▶ **Description of the task**:
Of all the lines in this data, how many include "warning"? Respond with the number only.

▶ **Input data**:
+++++

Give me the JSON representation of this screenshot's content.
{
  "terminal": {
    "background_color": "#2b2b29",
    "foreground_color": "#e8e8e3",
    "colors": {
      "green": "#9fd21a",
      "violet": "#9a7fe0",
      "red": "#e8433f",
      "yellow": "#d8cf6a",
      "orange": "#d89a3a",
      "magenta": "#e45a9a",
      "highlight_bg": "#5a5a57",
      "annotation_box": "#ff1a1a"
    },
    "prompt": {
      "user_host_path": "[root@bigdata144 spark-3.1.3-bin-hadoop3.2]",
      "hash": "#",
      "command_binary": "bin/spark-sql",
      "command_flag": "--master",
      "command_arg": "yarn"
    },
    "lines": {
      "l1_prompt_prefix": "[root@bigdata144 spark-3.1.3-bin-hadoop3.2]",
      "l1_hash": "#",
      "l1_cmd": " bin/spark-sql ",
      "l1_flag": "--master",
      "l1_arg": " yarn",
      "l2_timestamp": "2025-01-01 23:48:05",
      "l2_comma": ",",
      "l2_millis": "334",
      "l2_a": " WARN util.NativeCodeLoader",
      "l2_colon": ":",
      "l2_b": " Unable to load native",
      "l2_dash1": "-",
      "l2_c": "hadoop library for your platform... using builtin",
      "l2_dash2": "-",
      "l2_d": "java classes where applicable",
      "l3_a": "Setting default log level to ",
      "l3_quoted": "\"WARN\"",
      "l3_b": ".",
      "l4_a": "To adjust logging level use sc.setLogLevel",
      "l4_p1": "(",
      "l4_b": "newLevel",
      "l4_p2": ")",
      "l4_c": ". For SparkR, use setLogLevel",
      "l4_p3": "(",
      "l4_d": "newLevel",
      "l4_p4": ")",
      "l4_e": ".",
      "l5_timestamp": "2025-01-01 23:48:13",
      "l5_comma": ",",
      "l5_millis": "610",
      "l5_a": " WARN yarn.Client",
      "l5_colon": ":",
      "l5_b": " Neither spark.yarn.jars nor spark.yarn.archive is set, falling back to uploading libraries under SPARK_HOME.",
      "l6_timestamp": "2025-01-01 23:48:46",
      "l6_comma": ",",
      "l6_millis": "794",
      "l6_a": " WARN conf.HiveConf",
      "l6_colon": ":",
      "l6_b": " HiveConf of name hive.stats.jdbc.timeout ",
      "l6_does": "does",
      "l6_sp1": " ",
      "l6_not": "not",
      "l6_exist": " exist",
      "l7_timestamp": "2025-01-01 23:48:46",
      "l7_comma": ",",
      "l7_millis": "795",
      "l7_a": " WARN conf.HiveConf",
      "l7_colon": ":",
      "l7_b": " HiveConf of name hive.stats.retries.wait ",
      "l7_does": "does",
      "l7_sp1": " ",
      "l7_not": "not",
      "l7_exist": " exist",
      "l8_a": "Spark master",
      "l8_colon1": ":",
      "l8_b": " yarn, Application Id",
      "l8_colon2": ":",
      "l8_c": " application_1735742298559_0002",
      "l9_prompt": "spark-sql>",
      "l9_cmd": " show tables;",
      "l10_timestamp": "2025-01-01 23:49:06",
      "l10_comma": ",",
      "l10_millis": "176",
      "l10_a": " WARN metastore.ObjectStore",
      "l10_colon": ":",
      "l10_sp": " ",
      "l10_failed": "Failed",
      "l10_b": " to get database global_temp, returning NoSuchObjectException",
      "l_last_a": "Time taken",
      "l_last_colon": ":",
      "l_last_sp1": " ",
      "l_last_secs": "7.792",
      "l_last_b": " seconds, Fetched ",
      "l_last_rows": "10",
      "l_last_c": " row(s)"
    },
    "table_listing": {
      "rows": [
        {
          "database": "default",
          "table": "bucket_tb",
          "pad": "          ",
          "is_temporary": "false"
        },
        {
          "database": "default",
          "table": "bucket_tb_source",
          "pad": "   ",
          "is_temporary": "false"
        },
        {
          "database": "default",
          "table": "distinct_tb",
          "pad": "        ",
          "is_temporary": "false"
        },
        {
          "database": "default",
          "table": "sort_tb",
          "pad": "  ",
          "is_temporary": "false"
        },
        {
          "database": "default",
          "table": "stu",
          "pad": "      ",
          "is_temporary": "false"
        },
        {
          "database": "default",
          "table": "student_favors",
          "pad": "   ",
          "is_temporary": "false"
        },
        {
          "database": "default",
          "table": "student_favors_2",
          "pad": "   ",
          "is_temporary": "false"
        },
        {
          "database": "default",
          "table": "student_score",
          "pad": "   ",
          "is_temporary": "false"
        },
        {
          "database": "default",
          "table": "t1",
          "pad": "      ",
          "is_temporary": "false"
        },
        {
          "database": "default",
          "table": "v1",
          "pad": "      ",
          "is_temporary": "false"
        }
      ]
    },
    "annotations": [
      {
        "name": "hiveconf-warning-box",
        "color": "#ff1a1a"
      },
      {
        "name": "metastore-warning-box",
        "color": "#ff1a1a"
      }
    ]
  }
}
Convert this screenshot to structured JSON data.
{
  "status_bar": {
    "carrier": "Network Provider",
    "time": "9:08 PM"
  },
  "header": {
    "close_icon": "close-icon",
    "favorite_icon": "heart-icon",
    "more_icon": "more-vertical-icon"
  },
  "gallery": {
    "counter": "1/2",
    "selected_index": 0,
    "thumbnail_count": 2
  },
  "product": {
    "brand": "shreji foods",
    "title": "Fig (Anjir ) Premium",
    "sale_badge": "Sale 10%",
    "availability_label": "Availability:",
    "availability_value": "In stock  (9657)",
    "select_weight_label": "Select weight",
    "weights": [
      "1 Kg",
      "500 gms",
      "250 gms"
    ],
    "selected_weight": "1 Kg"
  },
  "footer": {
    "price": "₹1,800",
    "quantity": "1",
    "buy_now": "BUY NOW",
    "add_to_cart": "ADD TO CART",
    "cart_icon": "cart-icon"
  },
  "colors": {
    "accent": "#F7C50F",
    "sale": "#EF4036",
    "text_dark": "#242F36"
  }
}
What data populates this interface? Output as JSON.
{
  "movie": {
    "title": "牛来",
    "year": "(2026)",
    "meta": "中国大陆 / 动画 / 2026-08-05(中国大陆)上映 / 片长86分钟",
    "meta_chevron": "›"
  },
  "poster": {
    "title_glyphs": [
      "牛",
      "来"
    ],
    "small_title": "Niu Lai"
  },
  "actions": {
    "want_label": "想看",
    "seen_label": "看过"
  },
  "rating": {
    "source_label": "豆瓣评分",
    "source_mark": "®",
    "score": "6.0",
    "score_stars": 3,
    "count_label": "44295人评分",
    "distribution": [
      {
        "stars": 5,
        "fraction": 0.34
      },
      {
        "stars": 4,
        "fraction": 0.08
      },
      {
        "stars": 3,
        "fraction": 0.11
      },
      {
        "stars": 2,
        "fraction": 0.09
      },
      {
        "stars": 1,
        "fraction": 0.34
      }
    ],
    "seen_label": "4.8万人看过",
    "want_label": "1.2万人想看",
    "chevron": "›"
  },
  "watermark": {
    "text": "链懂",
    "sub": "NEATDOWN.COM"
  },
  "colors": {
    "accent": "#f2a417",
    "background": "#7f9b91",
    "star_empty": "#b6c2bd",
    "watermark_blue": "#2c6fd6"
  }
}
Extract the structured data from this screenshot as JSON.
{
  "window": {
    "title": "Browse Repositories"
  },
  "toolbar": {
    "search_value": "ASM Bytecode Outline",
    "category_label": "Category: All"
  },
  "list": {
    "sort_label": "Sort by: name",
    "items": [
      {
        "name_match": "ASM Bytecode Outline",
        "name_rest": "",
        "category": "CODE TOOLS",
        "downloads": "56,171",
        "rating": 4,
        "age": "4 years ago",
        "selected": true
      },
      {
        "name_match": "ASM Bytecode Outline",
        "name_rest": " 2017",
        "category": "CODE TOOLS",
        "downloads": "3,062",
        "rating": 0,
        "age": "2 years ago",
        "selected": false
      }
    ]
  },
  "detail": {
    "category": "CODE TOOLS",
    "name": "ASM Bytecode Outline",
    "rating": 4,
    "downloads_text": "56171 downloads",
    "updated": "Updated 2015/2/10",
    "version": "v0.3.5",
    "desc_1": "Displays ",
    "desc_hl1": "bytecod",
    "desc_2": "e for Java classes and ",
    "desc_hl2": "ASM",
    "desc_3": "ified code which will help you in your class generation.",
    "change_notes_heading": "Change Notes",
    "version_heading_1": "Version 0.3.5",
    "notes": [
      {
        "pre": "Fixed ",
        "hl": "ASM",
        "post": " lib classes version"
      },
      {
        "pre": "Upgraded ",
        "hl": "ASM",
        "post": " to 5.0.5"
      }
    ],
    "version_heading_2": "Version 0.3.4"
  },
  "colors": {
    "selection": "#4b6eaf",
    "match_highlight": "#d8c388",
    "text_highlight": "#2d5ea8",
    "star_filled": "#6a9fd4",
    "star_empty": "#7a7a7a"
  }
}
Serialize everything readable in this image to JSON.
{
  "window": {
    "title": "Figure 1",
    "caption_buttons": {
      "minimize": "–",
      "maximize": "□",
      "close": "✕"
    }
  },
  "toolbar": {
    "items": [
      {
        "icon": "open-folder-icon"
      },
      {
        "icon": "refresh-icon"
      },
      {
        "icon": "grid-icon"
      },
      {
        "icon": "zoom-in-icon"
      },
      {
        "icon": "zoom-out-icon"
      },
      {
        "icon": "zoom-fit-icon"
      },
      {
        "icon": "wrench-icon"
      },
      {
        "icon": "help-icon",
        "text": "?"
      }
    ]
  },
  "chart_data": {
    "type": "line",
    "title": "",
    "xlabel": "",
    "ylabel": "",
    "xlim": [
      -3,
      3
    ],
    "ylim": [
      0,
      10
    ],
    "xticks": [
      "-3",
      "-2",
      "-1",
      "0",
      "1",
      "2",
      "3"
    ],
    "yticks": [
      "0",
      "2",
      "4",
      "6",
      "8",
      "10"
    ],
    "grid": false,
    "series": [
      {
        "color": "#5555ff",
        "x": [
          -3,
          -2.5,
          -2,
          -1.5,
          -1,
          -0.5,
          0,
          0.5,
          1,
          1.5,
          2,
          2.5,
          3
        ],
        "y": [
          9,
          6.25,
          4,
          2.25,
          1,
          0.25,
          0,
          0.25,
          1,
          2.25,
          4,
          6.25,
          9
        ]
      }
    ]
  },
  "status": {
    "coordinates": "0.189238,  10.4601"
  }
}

+++++

▶ **Task solution**:
2